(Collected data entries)
***
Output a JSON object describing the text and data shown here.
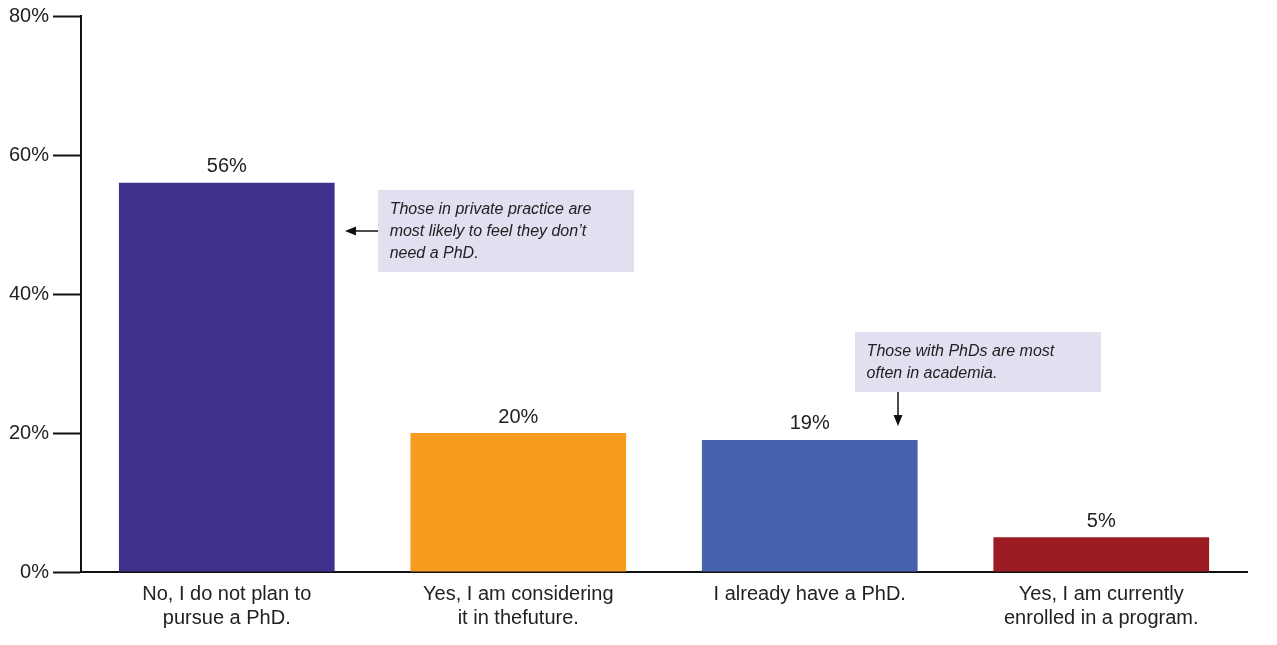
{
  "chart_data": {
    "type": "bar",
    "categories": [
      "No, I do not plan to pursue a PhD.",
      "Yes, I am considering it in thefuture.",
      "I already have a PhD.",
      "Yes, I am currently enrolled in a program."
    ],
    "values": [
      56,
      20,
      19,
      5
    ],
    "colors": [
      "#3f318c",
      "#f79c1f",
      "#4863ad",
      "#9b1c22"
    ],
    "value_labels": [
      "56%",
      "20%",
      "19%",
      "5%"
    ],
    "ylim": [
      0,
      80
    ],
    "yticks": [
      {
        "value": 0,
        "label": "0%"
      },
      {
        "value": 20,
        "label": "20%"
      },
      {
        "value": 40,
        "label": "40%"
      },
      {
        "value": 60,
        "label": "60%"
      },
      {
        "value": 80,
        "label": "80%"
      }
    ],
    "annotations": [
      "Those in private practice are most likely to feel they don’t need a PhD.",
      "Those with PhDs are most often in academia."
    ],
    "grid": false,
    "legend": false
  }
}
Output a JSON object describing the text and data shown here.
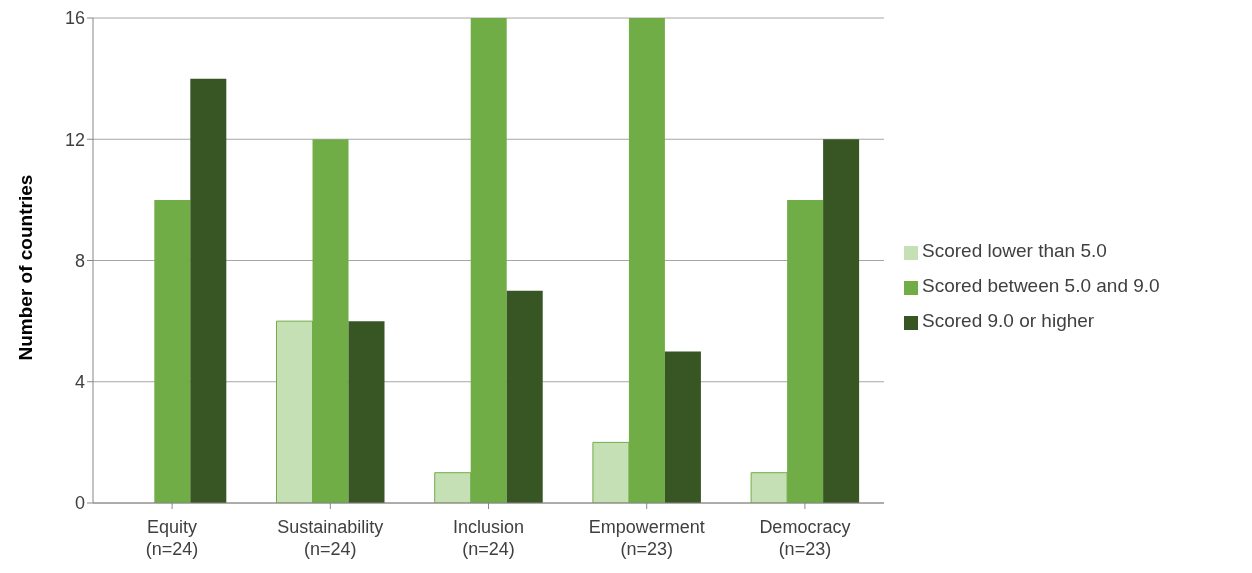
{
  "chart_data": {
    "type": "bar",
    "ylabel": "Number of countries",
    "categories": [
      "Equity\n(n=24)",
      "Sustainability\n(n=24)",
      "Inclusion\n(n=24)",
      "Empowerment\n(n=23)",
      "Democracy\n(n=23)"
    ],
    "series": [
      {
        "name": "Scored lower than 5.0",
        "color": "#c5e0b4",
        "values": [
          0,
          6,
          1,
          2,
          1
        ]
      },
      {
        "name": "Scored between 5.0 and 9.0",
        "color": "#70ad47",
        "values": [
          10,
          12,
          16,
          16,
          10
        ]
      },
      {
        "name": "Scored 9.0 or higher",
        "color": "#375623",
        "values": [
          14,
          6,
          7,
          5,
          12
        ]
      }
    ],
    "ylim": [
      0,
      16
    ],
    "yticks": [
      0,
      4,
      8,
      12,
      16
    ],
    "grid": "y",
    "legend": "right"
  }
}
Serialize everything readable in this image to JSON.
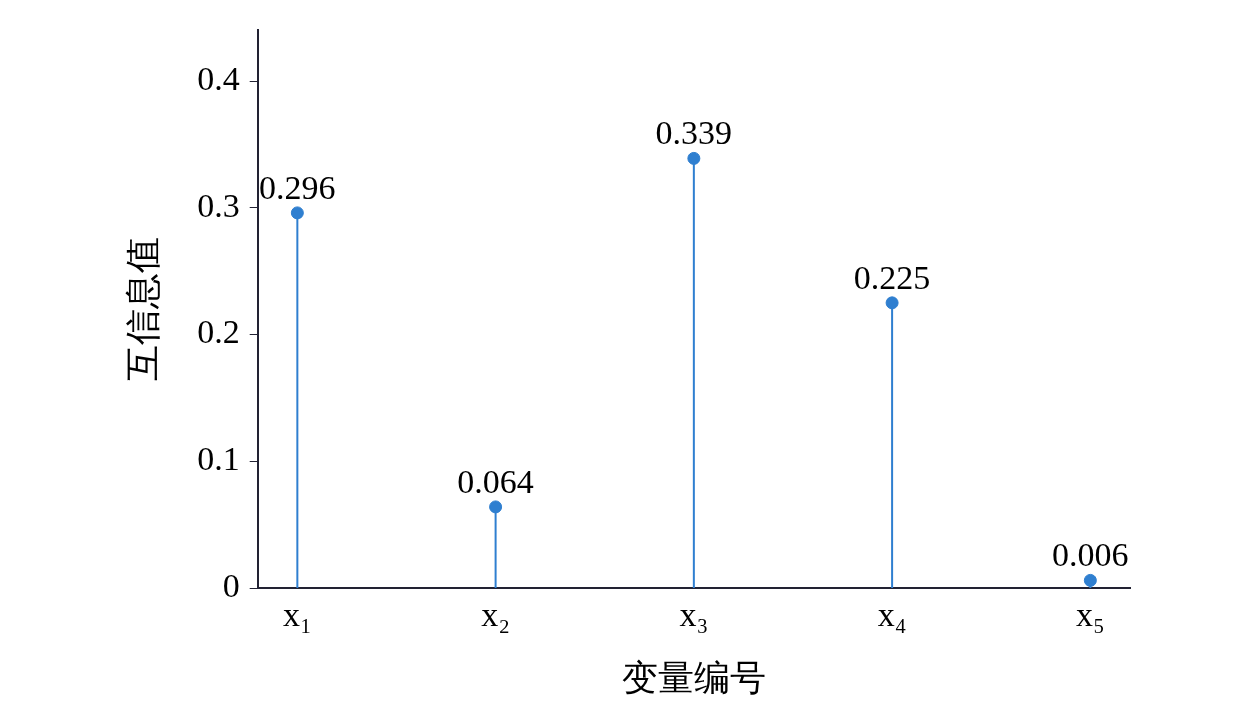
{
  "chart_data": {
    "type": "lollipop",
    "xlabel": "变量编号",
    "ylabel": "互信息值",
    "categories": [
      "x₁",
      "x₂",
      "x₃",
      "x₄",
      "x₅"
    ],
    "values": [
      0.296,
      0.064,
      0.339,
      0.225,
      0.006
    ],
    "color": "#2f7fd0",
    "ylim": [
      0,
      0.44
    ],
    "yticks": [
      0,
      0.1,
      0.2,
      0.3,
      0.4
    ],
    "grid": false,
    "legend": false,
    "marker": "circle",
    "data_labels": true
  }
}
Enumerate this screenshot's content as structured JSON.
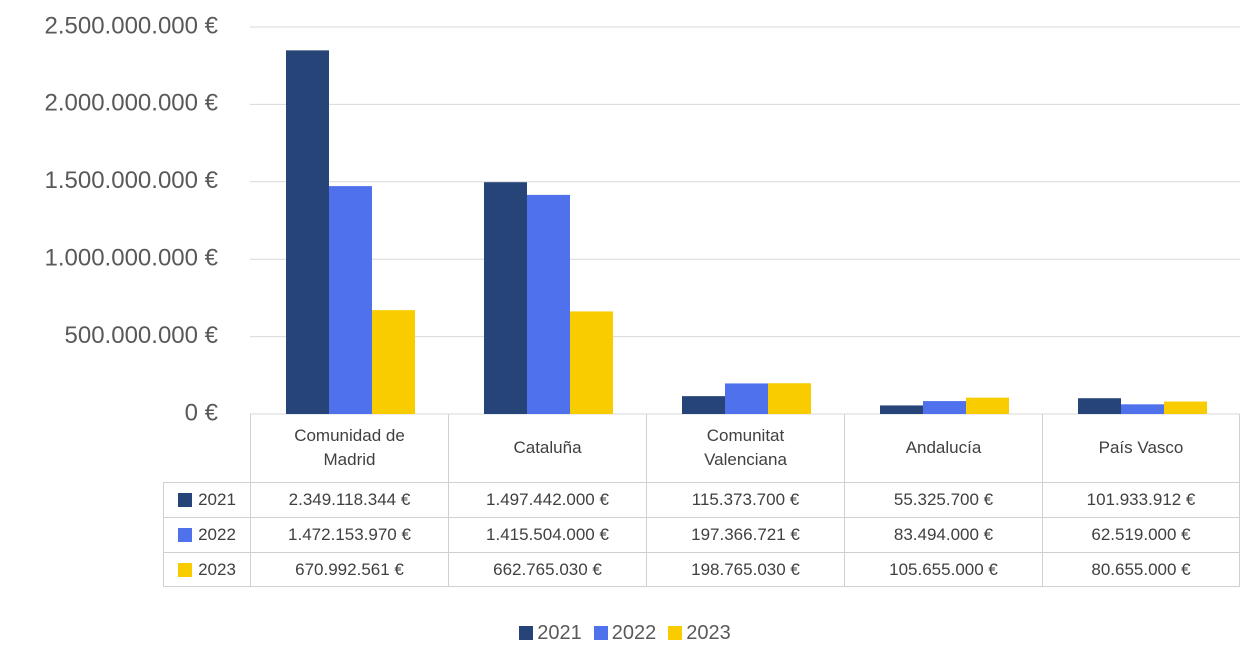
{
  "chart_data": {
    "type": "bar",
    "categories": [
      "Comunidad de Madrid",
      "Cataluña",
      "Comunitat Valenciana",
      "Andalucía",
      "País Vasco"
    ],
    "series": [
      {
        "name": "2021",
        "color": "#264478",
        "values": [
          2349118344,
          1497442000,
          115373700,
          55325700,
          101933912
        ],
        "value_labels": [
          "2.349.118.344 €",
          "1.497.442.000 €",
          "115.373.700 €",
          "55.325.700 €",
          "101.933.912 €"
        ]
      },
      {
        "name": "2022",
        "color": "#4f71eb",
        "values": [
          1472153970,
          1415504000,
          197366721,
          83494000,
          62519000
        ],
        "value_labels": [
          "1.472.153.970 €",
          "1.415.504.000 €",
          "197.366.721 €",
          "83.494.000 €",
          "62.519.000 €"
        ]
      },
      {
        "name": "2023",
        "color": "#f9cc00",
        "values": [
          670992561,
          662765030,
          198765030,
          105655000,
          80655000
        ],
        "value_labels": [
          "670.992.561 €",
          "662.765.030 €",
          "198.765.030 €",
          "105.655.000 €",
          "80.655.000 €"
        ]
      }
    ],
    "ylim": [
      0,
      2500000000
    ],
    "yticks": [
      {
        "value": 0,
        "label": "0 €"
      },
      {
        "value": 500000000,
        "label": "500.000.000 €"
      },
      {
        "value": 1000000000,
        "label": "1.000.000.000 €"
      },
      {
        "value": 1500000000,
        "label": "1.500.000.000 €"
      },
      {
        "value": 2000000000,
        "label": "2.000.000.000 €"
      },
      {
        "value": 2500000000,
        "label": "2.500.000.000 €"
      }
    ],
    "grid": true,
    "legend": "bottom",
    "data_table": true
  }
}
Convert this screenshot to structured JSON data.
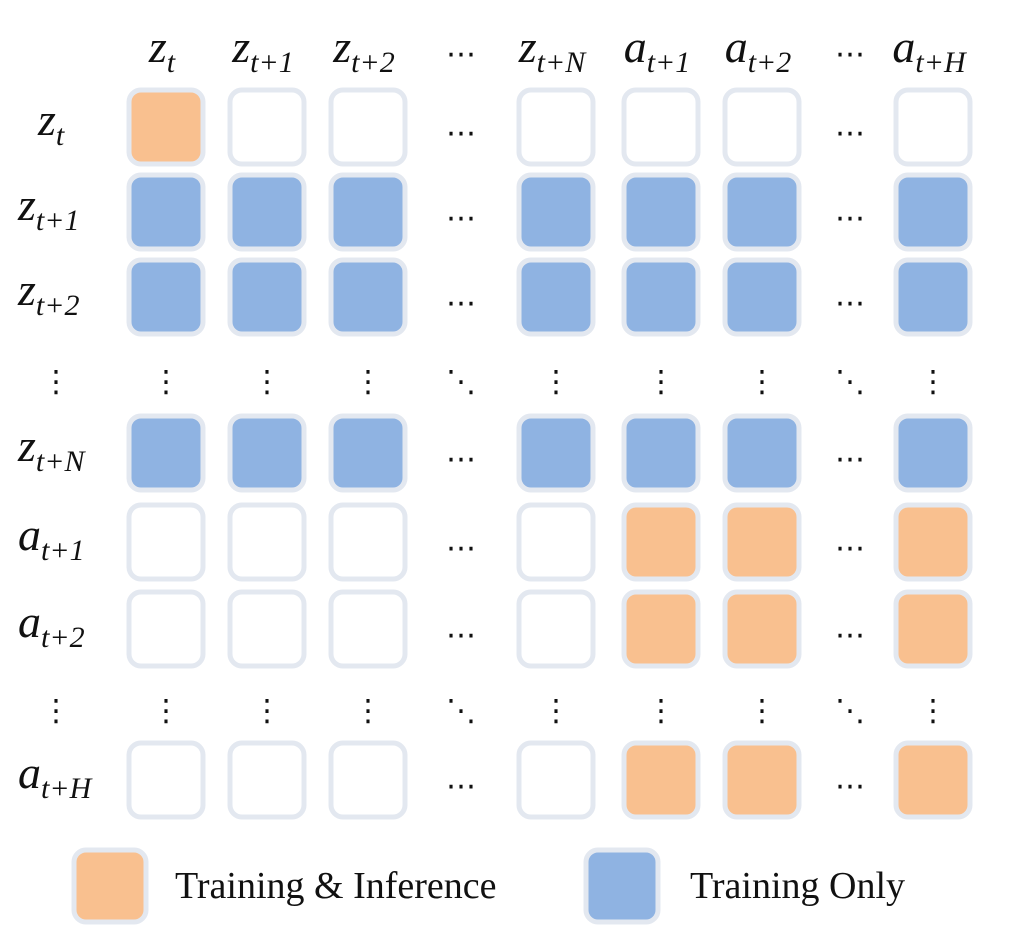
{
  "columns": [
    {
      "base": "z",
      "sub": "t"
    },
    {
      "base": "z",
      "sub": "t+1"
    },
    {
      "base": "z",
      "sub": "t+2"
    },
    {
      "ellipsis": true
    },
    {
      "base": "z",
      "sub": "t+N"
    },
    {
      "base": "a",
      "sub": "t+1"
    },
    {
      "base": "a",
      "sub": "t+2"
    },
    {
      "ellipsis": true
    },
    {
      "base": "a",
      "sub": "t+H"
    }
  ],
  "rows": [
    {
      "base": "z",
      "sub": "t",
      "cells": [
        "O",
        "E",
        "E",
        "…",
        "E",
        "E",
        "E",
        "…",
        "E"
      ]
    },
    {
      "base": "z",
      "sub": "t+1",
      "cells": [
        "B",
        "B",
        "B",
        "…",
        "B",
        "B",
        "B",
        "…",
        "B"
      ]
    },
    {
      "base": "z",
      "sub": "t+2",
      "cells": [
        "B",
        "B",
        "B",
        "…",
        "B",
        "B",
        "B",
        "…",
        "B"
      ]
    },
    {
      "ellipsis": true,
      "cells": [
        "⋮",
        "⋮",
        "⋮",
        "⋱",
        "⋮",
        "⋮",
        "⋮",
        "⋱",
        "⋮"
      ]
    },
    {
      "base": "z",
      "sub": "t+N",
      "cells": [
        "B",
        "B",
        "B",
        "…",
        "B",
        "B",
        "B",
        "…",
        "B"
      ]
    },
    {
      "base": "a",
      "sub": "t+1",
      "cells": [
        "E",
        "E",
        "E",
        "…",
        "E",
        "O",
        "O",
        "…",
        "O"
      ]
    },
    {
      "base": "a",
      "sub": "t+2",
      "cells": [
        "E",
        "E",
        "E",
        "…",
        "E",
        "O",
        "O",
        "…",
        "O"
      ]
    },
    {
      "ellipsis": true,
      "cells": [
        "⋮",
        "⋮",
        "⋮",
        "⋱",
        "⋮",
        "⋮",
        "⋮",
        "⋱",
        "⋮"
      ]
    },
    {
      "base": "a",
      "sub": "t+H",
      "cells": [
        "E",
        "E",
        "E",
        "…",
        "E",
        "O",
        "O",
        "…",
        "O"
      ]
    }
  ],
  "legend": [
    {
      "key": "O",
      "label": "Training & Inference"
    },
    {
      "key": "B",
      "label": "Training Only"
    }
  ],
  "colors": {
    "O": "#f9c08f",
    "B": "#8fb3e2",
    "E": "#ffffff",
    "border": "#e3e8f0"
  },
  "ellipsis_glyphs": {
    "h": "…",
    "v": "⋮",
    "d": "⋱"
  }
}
***
● **INSTRUCTION**
Check each line in the records for the word "true" and say how many have it, with nothing else.

● **CORRECT ANSWER**
7